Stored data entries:
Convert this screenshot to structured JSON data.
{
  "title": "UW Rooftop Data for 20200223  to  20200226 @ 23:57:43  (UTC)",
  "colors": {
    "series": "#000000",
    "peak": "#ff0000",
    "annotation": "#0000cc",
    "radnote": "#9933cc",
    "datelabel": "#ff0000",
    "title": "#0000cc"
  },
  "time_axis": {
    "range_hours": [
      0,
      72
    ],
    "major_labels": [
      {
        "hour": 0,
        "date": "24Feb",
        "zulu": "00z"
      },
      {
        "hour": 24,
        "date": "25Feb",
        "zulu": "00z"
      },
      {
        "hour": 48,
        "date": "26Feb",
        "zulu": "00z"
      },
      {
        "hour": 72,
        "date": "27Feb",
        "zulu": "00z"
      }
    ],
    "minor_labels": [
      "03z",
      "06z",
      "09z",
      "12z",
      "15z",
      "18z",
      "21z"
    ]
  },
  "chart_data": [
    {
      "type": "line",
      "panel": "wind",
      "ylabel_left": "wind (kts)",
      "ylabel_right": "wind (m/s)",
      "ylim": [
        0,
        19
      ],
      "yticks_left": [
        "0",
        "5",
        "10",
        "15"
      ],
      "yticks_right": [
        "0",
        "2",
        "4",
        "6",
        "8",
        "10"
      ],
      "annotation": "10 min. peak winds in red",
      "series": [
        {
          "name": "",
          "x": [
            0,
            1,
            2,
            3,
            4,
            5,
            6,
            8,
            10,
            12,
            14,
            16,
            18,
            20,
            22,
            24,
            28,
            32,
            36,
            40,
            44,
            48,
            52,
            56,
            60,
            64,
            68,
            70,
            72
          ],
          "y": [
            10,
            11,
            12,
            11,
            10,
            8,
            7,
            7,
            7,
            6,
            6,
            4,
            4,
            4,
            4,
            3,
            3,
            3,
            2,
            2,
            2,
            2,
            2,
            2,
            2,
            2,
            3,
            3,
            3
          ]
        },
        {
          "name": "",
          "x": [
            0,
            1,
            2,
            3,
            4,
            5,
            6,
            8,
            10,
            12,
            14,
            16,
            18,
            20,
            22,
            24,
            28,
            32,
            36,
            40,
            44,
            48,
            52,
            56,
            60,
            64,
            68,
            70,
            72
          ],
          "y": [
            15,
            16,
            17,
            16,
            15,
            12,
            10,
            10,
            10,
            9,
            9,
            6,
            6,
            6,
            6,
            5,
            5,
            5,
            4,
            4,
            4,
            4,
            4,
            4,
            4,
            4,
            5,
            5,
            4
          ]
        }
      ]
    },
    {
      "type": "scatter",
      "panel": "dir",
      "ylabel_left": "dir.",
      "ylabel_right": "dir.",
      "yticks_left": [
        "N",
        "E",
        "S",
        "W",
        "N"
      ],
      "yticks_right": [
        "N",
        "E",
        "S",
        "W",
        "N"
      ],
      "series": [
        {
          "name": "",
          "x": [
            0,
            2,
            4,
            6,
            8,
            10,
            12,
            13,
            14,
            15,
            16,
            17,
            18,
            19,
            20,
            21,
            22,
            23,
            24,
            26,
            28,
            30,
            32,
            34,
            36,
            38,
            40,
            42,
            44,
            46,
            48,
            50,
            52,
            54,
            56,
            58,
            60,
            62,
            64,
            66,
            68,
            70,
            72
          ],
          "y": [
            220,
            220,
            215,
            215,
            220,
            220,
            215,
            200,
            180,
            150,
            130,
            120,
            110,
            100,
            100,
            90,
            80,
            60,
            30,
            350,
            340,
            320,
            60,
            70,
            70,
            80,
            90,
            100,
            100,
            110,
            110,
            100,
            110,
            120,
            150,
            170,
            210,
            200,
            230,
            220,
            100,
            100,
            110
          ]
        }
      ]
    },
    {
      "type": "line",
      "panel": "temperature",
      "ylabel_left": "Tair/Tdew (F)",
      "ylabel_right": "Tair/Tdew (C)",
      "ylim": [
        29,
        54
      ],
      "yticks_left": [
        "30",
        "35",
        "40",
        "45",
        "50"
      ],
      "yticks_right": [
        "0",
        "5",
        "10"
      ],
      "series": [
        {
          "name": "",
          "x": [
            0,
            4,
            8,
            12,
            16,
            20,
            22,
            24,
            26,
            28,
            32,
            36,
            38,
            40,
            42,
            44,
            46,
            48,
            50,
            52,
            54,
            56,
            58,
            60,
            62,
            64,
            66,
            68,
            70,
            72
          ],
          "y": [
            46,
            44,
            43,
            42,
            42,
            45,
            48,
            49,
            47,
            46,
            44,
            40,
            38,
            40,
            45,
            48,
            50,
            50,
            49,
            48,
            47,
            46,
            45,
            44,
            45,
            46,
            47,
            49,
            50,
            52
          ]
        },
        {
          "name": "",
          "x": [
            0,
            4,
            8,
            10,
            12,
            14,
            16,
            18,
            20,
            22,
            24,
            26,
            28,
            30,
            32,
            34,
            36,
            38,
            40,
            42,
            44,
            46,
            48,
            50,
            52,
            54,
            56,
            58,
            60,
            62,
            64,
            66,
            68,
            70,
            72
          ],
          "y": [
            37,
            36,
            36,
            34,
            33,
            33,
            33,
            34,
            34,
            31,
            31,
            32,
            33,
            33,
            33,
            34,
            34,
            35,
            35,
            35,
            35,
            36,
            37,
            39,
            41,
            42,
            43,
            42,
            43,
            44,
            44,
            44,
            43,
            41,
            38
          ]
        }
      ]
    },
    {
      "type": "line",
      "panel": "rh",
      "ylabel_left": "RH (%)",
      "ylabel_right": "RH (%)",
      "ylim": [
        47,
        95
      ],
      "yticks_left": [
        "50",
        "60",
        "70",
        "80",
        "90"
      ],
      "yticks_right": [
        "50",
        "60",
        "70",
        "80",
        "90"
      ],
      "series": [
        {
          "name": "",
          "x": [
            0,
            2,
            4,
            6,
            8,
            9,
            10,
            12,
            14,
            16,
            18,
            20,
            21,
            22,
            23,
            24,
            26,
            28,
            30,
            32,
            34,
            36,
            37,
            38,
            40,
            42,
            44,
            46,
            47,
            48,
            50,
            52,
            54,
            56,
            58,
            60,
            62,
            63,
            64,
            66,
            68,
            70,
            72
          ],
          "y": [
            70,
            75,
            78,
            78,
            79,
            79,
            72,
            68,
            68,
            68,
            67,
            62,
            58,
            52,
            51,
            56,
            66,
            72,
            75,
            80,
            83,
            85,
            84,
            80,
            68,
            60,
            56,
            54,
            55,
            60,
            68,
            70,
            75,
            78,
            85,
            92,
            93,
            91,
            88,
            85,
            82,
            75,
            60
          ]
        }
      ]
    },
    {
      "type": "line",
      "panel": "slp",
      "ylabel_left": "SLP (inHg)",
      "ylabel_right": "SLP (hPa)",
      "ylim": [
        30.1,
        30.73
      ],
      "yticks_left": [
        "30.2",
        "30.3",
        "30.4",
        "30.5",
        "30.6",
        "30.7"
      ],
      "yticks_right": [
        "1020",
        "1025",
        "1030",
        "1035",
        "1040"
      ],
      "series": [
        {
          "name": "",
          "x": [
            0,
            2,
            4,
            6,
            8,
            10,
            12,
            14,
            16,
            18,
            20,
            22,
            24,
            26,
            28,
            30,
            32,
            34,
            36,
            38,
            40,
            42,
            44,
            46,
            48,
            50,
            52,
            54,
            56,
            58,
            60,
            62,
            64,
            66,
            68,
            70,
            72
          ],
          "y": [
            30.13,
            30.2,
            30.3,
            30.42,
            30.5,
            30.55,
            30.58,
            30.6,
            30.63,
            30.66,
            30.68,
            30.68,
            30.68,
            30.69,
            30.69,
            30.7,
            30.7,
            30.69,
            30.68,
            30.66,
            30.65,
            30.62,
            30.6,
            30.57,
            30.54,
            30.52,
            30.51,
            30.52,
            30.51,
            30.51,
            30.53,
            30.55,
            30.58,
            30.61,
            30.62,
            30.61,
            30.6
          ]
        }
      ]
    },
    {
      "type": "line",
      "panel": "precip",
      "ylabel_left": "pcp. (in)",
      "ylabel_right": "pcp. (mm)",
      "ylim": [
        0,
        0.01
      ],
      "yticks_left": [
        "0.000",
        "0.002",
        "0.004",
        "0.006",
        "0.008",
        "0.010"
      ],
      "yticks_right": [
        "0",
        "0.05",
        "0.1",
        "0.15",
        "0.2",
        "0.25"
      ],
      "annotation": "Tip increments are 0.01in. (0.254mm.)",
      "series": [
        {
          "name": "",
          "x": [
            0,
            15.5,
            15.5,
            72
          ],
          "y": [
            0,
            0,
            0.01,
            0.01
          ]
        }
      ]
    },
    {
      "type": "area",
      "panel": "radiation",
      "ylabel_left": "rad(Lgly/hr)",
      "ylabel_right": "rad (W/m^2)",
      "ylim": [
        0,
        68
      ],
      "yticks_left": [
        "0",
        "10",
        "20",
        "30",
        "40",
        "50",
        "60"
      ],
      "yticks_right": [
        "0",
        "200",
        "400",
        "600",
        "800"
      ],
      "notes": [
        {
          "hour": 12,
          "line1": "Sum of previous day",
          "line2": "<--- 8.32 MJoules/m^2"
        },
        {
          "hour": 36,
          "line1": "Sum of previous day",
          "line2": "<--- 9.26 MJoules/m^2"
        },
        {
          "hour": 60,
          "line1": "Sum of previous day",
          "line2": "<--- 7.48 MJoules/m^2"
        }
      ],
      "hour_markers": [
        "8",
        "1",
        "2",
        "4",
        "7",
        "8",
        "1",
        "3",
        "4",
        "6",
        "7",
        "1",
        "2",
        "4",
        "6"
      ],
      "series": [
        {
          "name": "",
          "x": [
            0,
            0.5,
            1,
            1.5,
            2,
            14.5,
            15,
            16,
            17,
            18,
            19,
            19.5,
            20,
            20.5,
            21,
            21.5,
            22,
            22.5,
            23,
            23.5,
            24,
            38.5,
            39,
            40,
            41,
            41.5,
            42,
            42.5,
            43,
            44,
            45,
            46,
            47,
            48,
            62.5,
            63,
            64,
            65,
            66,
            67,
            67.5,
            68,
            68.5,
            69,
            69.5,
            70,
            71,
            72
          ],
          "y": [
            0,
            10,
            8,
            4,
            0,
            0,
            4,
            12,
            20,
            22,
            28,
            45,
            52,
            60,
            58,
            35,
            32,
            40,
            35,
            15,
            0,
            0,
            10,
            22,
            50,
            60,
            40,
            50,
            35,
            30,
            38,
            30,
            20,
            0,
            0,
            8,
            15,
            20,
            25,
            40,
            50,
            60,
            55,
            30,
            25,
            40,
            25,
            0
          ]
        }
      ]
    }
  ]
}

INSTRUCTION. In how many lines does the word "Tair" appear? Respond with the number alone.

WRITTEN ANSWER. 2